"""
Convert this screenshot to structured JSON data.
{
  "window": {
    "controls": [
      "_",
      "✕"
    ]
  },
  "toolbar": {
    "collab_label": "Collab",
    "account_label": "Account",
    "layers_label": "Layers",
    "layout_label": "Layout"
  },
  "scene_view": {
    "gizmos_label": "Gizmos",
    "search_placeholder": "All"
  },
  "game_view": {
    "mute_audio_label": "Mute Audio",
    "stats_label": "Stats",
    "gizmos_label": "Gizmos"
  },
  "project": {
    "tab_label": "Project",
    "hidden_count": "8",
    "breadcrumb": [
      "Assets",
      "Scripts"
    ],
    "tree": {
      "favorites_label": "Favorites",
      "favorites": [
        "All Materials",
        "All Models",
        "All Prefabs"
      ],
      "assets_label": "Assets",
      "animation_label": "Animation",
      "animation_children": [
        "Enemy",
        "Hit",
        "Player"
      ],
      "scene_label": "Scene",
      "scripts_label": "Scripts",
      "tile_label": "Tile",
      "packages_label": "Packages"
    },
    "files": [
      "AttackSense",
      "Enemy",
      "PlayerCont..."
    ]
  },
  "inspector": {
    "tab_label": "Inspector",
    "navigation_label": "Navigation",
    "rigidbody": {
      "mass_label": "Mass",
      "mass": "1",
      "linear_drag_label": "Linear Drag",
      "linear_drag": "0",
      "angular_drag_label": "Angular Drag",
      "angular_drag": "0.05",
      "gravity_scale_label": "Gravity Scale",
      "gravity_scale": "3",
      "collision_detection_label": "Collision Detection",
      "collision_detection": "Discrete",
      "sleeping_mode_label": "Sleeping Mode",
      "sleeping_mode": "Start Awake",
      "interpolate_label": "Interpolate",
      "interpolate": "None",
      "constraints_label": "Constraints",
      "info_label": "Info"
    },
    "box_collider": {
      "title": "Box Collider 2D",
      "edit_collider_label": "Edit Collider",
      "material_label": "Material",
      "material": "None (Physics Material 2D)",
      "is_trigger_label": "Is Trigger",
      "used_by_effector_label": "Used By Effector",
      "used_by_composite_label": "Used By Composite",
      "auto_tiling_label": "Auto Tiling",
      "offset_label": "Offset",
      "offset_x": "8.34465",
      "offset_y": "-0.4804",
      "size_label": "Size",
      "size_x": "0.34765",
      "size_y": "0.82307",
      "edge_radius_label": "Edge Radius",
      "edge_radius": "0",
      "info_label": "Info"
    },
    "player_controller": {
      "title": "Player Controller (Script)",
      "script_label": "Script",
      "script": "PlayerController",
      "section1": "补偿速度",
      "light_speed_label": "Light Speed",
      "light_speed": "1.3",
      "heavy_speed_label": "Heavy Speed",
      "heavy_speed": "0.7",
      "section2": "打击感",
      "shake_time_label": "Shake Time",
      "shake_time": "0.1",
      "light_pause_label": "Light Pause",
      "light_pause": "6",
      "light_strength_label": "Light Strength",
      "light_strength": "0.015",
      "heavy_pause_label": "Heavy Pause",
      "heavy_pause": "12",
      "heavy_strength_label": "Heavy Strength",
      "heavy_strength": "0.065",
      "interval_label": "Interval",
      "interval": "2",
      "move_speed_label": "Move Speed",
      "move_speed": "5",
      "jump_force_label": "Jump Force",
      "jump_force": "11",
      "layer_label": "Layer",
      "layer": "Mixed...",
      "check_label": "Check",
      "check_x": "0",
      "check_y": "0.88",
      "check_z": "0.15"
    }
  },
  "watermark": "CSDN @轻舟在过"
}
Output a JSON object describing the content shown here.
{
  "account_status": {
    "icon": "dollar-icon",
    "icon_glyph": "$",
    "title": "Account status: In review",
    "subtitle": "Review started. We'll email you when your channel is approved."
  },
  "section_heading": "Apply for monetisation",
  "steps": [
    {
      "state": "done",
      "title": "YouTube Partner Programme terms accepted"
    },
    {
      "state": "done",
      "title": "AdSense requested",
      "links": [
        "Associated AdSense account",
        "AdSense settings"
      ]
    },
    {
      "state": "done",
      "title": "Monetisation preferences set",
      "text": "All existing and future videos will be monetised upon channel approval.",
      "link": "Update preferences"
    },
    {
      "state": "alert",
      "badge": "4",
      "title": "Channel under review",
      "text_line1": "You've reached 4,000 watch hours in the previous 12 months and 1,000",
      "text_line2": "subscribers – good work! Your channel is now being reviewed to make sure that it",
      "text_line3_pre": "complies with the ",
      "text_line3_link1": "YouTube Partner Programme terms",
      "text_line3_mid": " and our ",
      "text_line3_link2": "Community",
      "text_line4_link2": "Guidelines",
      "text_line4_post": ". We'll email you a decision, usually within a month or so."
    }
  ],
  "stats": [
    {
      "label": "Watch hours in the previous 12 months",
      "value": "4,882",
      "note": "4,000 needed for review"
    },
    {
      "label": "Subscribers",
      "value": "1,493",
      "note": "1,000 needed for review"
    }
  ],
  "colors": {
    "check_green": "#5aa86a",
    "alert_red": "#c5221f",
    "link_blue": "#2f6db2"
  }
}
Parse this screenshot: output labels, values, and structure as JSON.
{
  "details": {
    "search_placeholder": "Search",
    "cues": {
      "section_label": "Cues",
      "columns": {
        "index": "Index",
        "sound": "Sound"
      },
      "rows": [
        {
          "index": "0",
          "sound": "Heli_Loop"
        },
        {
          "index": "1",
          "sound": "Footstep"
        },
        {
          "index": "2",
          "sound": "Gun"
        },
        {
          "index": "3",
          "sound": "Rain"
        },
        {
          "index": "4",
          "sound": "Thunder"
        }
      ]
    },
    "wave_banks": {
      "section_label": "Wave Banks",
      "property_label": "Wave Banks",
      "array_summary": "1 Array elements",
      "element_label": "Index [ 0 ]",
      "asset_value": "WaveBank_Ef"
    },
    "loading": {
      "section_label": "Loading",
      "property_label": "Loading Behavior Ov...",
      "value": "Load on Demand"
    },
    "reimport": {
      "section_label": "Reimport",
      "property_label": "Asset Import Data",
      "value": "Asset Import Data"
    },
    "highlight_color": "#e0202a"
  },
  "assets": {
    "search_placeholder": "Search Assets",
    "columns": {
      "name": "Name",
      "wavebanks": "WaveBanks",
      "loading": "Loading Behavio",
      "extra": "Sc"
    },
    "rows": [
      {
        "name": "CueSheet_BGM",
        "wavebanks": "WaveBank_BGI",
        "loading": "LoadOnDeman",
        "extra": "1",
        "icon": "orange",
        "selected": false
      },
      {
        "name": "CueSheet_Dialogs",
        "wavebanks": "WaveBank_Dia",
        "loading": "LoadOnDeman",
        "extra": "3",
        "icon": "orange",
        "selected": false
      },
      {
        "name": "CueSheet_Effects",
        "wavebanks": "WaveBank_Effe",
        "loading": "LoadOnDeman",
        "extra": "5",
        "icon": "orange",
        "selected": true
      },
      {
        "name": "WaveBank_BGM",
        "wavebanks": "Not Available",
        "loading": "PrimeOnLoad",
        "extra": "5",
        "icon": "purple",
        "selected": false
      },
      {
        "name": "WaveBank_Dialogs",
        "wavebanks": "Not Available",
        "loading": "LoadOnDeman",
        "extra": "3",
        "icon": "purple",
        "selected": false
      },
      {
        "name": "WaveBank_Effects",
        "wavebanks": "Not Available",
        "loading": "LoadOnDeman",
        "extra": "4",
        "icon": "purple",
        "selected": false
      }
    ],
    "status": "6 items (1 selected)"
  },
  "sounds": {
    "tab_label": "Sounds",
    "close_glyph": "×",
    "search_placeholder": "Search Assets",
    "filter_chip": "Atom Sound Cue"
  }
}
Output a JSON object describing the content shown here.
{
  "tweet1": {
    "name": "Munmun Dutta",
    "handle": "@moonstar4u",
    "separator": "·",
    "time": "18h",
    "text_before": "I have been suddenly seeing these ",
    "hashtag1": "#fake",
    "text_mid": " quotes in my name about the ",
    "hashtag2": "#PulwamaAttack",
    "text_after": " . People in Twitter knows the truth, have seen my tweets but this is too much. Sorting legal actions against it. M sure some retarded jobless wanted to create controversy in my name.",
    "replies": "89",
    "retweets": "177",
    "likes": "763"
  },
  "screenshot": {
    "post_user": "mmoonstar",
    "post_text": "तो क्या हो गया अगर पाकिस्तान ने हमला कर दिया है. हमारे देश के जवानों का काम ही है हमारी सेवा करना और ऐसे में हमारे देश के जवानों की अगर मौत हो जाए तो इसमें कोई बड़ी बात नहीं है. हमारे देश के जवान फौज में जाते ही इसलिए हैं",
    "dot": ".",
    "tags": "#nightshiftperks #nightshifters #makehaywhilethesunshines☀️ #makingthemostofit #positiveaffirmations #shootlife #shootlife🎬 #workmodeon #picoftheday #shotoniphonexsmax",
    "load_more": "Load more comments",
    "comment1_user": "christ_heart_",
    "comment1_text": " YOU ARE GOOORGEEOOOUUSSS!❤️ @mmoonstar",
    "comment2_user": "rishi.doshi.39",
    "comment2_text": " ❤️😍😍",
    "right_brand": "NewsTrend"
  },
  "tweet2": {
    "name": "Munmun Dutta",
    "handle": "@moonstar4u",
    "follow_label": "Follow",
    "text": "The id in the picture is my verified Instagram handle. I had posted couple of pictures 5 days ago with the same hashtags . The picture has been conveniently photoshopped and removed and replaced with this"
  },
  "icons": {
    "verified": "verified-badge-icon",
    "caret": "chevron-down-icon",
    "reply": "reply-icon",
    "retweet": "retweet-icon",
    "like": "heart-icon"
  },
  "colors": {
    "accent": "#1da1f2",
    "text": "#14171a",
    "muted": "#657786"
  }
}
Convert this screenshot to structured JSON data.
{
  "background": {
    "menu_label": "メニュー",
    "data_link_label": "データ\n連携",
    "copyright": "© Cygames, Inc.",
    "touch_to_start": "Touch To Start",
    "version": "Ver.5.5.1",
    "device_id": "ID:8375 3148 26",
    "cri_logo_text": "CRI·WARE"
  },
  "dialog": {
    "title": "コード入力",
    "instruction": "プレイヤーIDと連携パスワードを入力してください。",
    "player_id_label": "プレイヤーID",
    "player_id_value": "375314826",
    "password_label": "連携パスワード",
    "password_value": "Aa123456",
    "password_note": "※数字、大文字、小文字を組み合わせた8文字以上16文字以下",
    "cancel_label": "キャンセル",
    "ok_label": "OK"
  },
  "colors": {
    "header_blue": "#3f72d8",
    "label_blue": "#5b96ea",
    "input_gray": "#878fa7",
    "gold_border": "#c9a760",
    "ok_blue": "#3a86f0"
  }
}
"""
## Your instructions
Search the data for "Programme". Copy every line that has it.

## Response to the task
      "title": "YouTube Partner Programme terms accepted"
      "text_line3_link1": "YouTube Partner Programme terms",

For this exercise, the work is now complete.